PROBLEM DESCRIPTION:
Copy out the entries exactly, from the first line to the last.

Stored entries:
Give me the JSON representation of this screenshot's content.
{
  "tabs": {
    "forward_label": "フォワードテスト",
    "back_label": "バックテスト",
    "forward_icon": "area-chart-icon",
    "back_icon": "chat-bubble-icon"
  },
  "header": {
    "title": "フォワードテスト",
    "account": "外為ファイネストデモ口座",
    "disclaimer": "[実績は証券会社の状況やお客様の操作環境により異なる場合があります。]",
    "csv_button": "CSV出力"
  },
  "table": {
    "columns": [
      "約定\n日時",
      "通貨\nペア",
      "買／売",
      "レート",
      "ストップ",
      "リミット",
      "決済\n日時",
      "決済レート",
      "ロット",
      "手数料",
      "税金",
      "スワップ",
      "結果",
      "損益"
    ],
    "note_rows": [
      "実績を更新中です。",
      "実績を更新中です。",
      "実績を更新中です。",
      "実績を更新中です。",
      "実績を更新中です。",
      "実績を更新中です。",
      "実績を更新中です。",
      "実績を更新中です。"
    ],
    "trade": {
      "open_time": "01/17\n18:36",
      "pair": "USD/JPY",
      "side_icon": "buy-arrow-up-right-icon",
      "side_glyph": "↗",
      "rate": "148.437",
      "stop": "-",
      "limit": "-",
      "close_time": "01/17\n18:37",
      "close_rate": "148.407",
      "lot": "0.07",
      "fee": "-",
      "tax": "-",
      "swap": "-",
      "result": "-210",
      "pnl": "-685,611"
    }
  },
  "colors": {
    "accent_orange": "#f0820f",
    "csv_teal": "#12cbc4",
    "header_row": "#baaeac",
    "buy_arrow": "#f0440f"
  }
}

FINAL ANSWER:
Give me the JSON representation of this screenshot's content.
{
  "tabs": {
    "forward_label": "フォワードテスト",
    "back_label": "バックテスト",
    "forward_icon": "area-chart-icon",
    "back_icon": "chat-bubble-icon"
  },
  "header": {
    "title": "フォワードテスト",
    "account": "外為ファイネストデモ口座",
    "disclaimer": "[実績は証券会社の状況やお客様の操作環境により異なる場合があります。]",
    "csv_button": "CSV出力"
  },
  "table": {
    "columns": [
      "約定\n日時",
      "通貨\nペア",
      "買／売",
      "レート",
      "ストップ",
      "リミット",
      "決済\n日時",
      "決済レート",
      "ロット",
      "手数料",
      "税金",
      "スワップ",
      "結果",
      "損益"
    ],
    "note_rows": [
      "実績を更新中です。",
      "実績を更新中です。",
      "実績を更新中です。",
      "実績を更新中です。",
      "実績を更新中です。",
      "実績を更新中です。",
      "実績を更新中です。",
      "実績を更新中です。"
    ],
    "trade": {
      "open_time": "01/17\n18:36",
      "pair": "USD/JPY",
      "side_icon": "buy-arrow-up-right-icon",
      "side_glyph": "↗",
      "rate": "148.437",
      "stop": "-",
      "limit": "-",
      "close_time": "01/17\n18:37",
      "close_rate": "148.407",
      "lot": "0.07",
      "fee": "-",
      "tax": "-",
      "swap": "-",
      "result": "-210",
      "pnl": "-685,611"
    }
  },
  "colors": {
    "accent_orange": "#f0820f",
    "csv_teal": "#12cbc4",
    "header_row": "#baaeac",
    "buy_arrow": "#f0440f"
  }
}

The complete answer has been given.